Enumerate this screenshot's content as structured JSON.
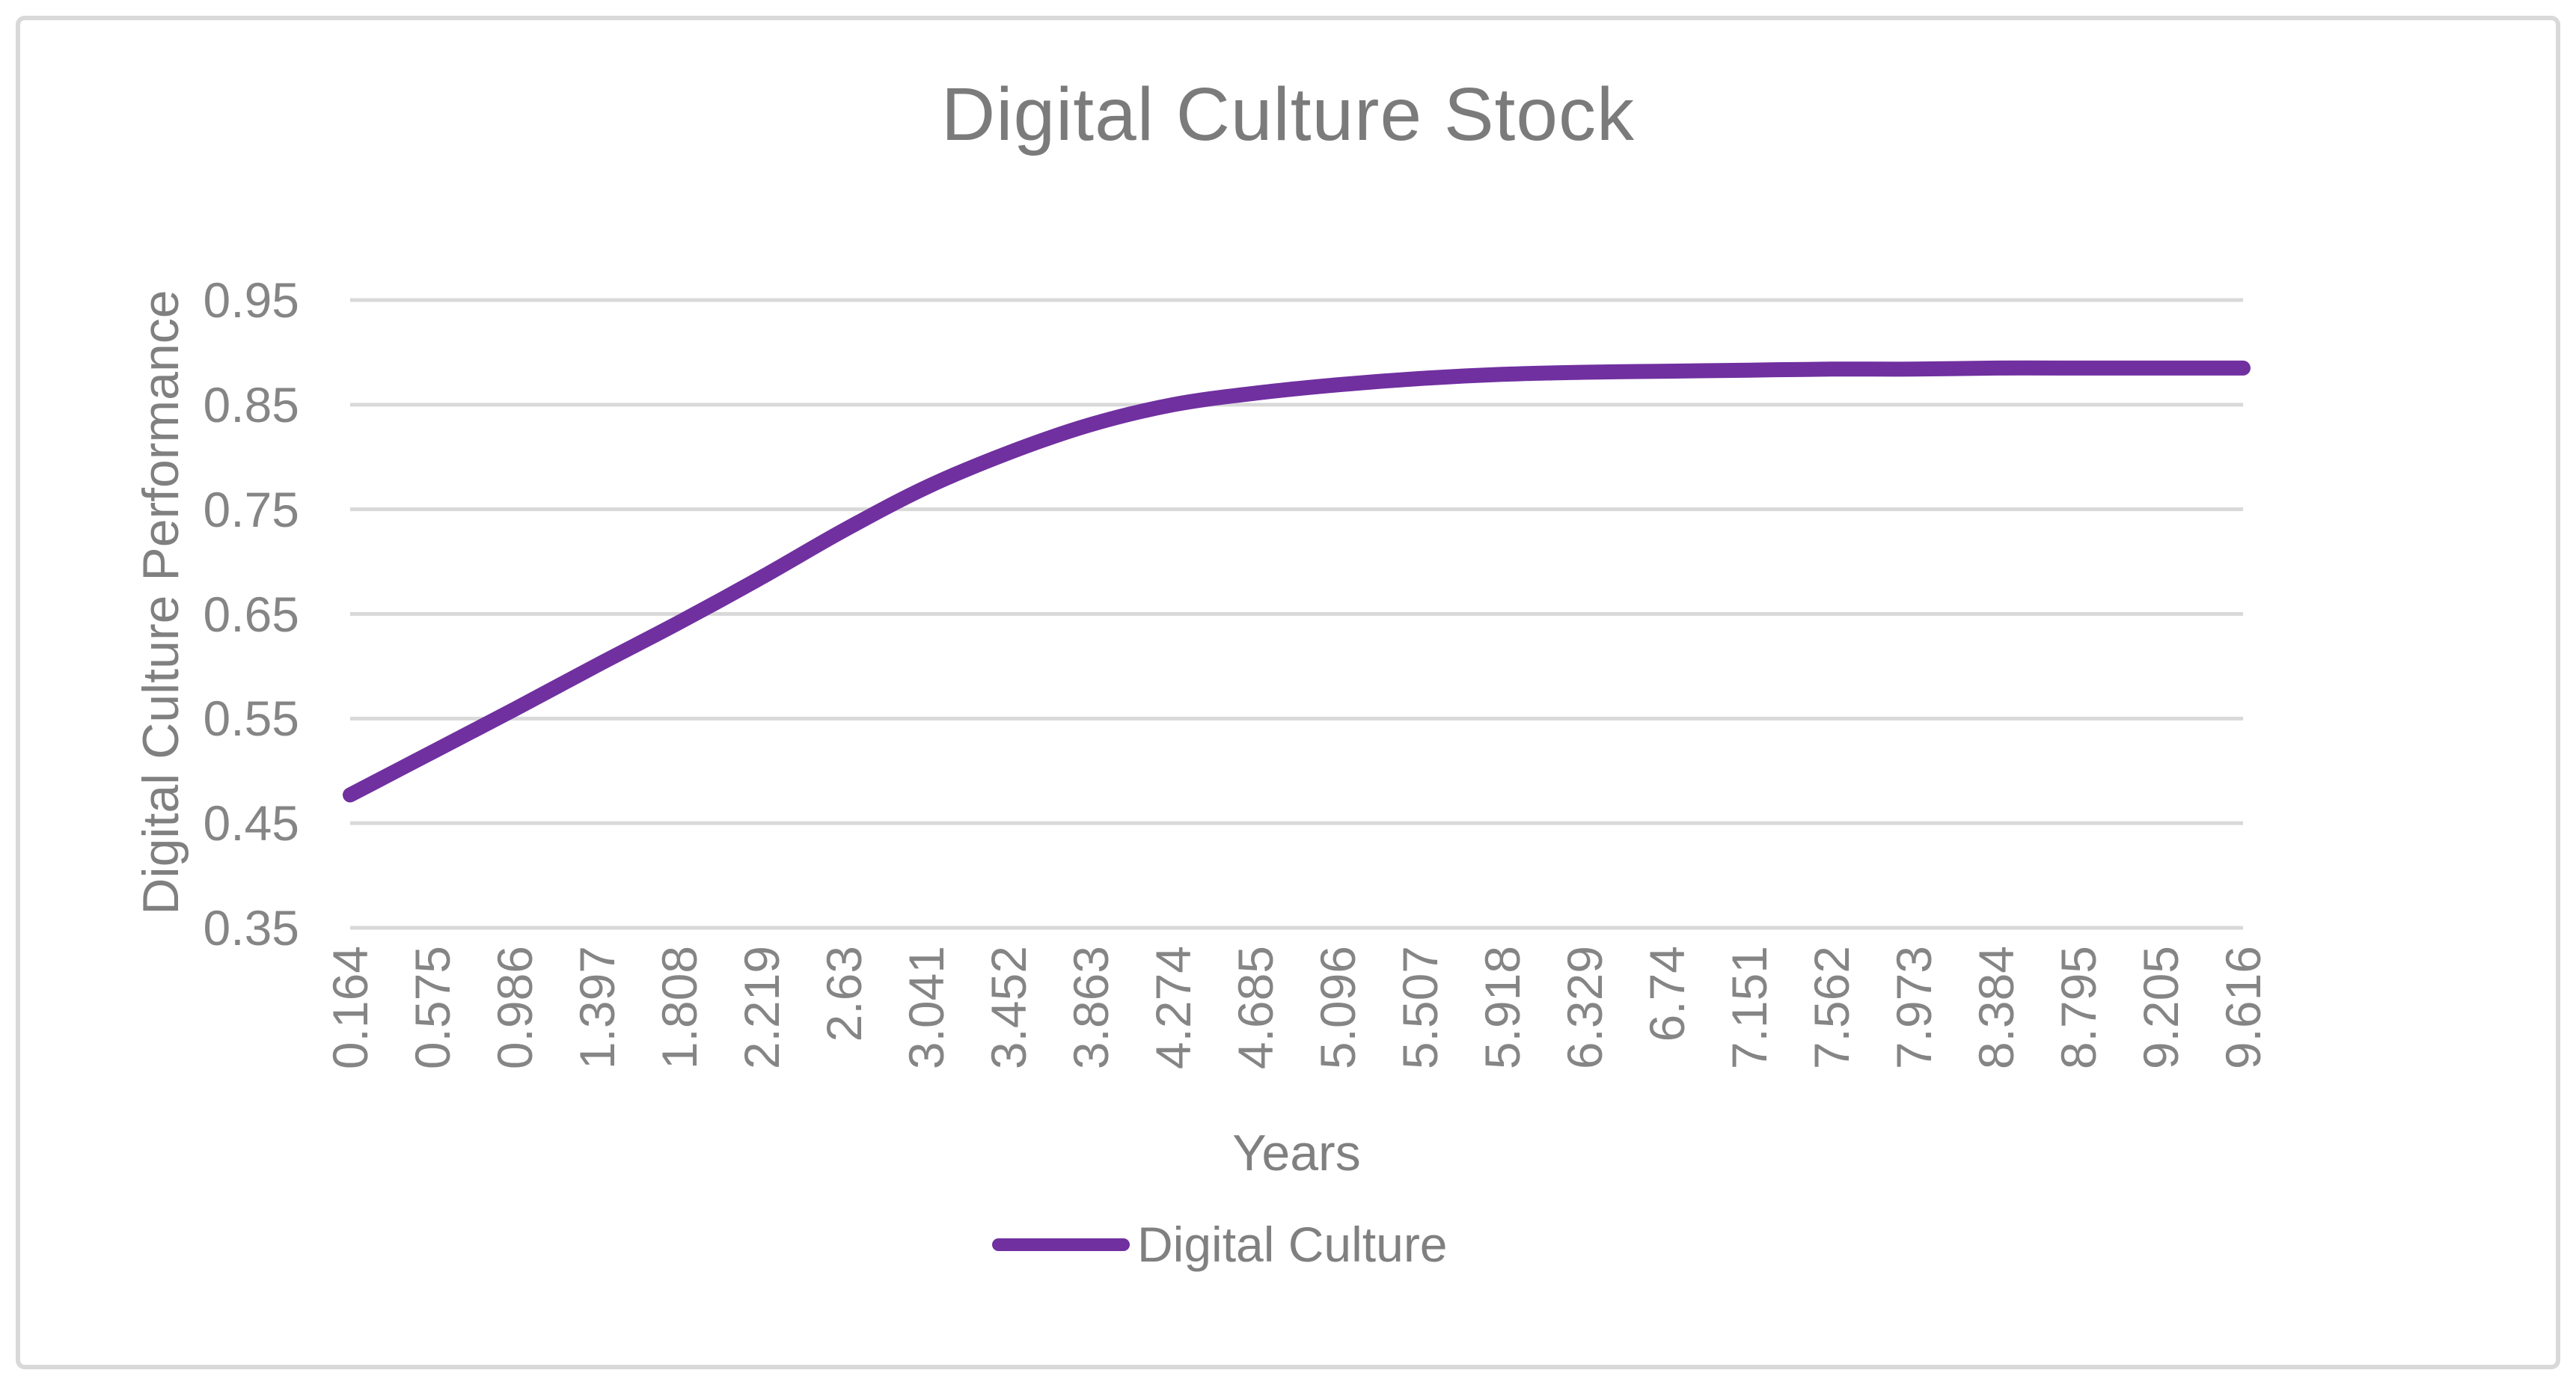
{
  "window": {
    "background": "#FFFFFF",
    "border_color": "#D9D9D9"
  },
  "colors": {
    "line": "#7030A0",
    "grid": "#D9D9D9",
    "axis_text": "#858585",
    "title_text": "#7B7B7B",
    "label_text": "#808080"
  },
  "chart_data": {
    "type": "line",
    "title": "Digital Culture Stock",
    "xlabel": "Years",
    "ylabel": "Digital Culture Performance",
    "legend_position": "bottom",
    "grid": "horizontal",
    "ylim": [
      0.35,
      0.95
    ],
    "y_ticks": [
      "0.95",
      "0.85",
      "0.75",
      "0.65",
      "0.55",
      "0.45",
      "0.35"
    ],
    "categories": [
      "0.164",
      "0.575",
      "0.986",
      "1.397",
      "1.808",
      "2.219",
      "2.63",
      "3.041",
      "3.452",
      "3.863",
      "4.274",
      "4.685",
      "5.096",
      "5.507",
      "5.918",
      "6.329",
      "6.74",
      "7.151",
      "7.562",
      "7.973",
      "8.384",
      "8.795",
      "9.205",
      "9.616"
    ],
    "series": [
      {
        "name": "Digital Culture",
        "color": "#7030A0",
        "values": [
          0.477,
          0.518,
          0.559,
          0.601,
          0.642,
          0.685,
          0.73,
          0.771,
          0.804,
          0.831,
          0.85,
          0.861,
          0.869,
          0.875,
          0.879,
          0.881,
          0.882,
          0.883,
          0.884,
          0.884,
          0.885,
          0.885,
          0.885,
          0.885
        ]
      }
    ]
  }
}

§ What the task asks
Search the preceding listing for "Digital" and extract every line where it is found.

§ Response to this task
    "title": "Digital Culture Stock",
    "ylabel": "Digital Culture Performance",
        "name": "Digital Culture",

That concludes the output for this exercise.